◆ Task to carry out ◆
Where a line holds the word "иным", copy that line.

◆ Extracted entries ◆
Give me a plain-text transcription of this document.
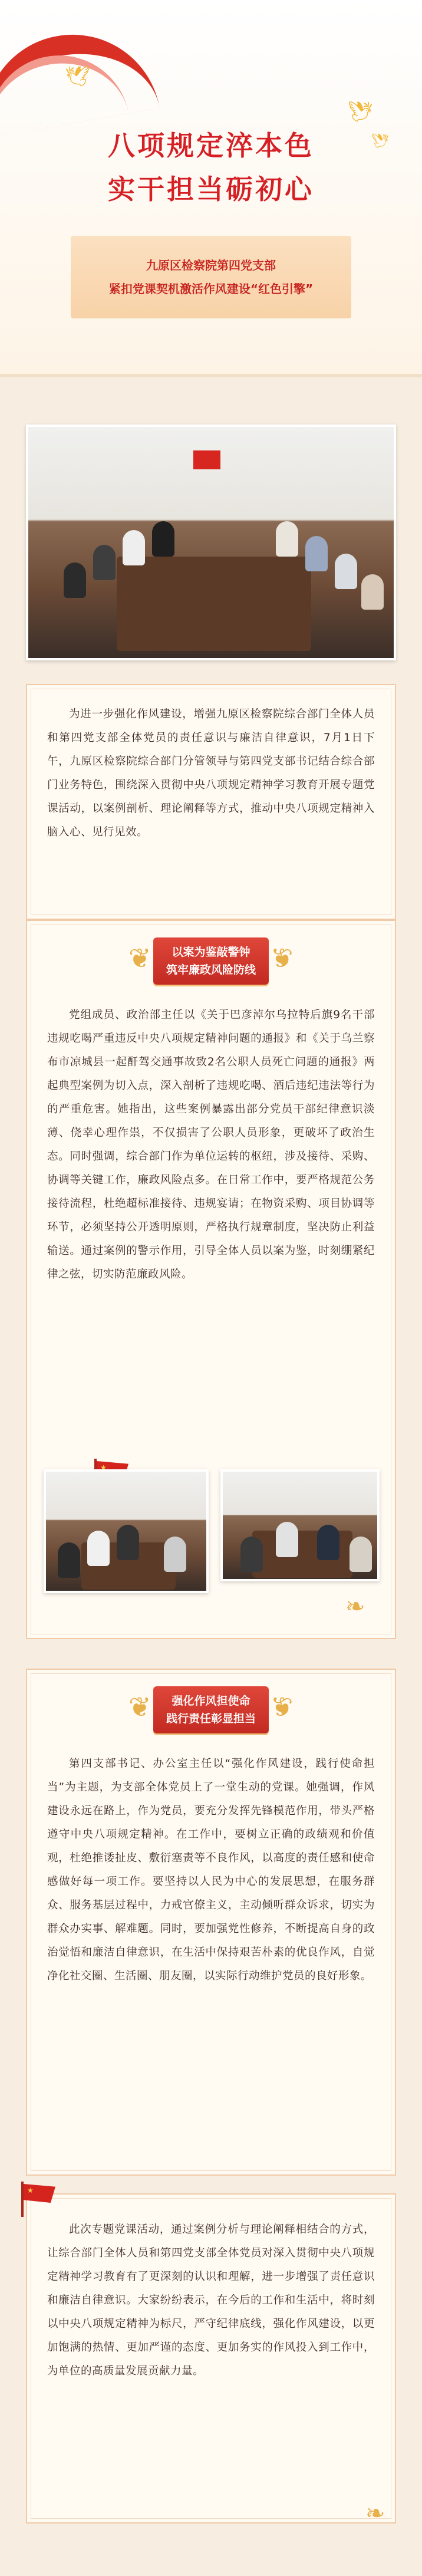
🕊
🕊
🕊
八项规定淬本色
实干担当砺初心
九原区检察院第四党支部
紧扣党课契机激活作风建设“红色引擎”

为进一步强化作风建设，增强九原区检察院综合部门全体人员和第四党支部全体党员的责任意识与廉洁自律意识，7月1日下午，九原区检察院综合部门分管领导与第四党支部书记结合综合部门业务特色，围绕深入贯彻中央八项规定精神学习教育开展专题党课活动，以案例剖析、理论阐释等方式，推动中央八项规定精神入脑入心、见行见效。

❦	以案为鉴敲警钟
筑牢廉政风险防线 ❦

党组成员、政治部主任以《关于巴彦淖尔乌拉特后旗9名干部违规吃喝严重违反中央八项规定精神问题的通报》和《关于乌兰察布市凉城县一起酐驾交通事故致2名公职人员死亡问题的通报》两起典型案例为切入点，深入剖析了违规吃喝、酒后违纪违法等行为的严重危害。她指出，这些案例暴露出部分党员干部纪律意识淡薄、侥幸心理作祟，不仅损害了公职人员形象，更破坏了政治生态。同时强调，综合部门作为单位运转的枢纽，涉及接待、采购、协调等关键工作，廉政风险点多。在日常工作中，要严格规范公务接待流程，杜绝超标准接待、违规宴请；在物资采购、项目协调等环节，必须坚持公开透明原则，严格执行规章制度，坚决防止利益输送。通过案例的警示作用，引导全体人员以案为鉴，时刻绷紧纪律之弦，切实防范廉政风险。

★
❧
❦	强化作风担使命
践行责任彰显担当 ❦

第四支部书记、办公室主任以“强化作风建设，践行使命担当”为主题，为支部全体党员上了一堂生动的党课。她强调，作风建设永远在路上，作为党员，要充分发挥先锋模范作用，带头严格遵守中央八项规定精神。在工作中，要树立正确的政绩观和价值观，杜绝推诿扯皮、敷衍塞责等不良作风，以高度的责任感和使命感做好每一项工作。要坚持以人民为中心的发展思想，在服务群众、服务基层过程中，力戒官僚主义，主动倾听群众诉求，切实为群众办实事、解难题。同时，要加强党性修养，不断提高自身的政治觉悟和廉洁自律意识，在生活中保持艰苦朴素的优良作风，自觉净化社交圈、生活圈、朋友圈，以实际行动维护党员的良好形象。

此次专题党课活动，通过案例分析与理论阐释相结合的方式，让综合部门全体人员和第四党支部全体党员对深入贯彻中央八项规定精神学习教育有了更深刻的认识和理解，进一步增强了责任意识和廉洁自律意识。大家纷纷表示，在今后的工作和生活中，将时刻以中央八项规定精神为标尺，严守纪律底线，强化作风建设，以更加饱满的热情、更加严谨的态度、更加务实的作风投入到工作中，为单位的高质量发展贡献力量。

★
❧
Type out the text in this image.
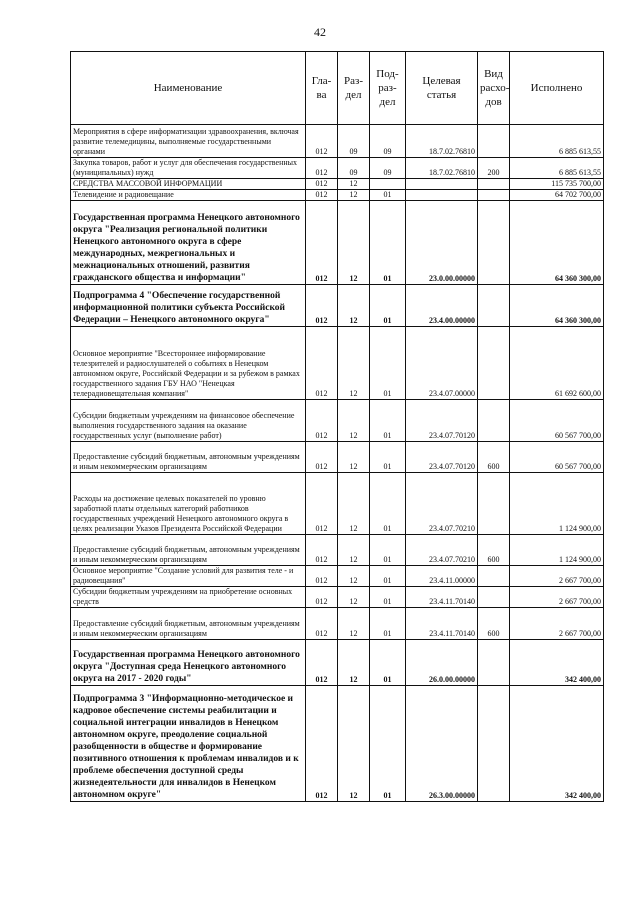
42
Наименование	Гла-ва	Раз-дел	Под-раз-дел	Целевая статья	Вид расхо-дов	Исполнено
Мероприятия в сфере информатизации здравоохранения, включая развитие телемедицины, выполняемые государственными органами	012	09	09	18.7.02.76810		6 885 613,55
Закупка товаров, работ и услуг для обеспечения государственных (муниципальных) нужд	012	09	09	18.7.02.76810	200	6 885 613,55
СРЕДСТВА МАССОВОЙ ИНФОРМАЦИИ	012	12				115 735 700,00
Телевидение и радиовещание	012	12	01			64 702 700,00
Государственная программа Ненецкого автономного округа "Реализация региональной политики Ненецкого автономного округа в сфере международных, межрегиональных и межнациональных отношений, развития гражданского общества и информации"	012	12	01	23.0.00.00000		64 360 300,00
Подпрограмма 4 "Обеспечение государственной информационной политики субъекта Российской Федерации – Ненецкого автономного округа"	012	12	01	23.4.00.00000		64 360 300,00
Основное мероприятие "Всестороннее информирование телезрителей и радиослушателей о событиях в Ненецком автономном округе, Российской Федерации и за рубежом в рамках государственного задания ГБУ НАО "Ненецкая телерадиовещательная компания"	012	12	01	23.4.07.00000		61 692 600,00
Субсидии бюджетным учреждениям на финансовое обеспечение выполнения государственного задания на оказание государственных услуг (выполнение работ)	012	12	01	23.4.07.70120		60 567 700,00
Предоставление субсидий бюджетным, автономным учреждениям и иным некоммерческим организациям	012	12	01	23.4.07.70120	600	60 567 700,00
Расходы на достижение целевых показателей по уровню заработной платы отдельных категорий работников государственных учреждений Ненецкого автономного округа в целях реализации Указов Президента Российской Федерации	012	12	01	23.4.07.70210		1 124 900,00
Предоставление субсидий бюджетным, автономным учреждениям и иным некоммерческим организациям	012	12	01	23.4.07.70210	600	1 124 900,00
Основное мероприятие "Создание условий для развития теле - и радиовещания"	012	12	01	23.4.11.00000		2 667 700,00
Субсидии бюджетным учреждениям на приобретение основных средств	012	12	01	23.4.11.70140		2 667 700,00
Предоставление субсидий бюджетным, автономным учреждениям и иным некоммерческим организациям	012	12	01	23.4.11.70140	600	2 667 700,00
Государственная программа Ненецкого автономного округа "Доступная среда Ненецкого автономного округа на 2017 - 2020 годы"	012	12	01	26.0.00.00000		342 400,00
Подпрограмма 3 "Информационно-методическое и кадровое обеспечение системы реабилитации и социальной интеграции инвалидов в Ненецком автономном округе, преодоление социальной разобщенности в обществе и формирование позитивного отношения к проблемам инвалидов и к проблеме обеспечения доступной среды жизнедеятельности для инвалидов в Ненецком автономном округе"	012	12	01	26.3.00.00000		342 400,00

◆ Solution to this problem ◆
Предоставление субсидий бюджетным, автономным учреждениям и иным некоммерческим организациям	012	12	01	23.4.07.70120	600	60 567 700,00
Предоставление субсидий бюджетным, автономным учреждениям и иным некоммерческим организациям	012	12	01	23.4.07.70210	600	1 124 900,00
Предоставление субсидий бюджетным, автономным учреждениям и иным некоммерческим организациям	012	12	01	23.4.11.70140	600	2 667 700,00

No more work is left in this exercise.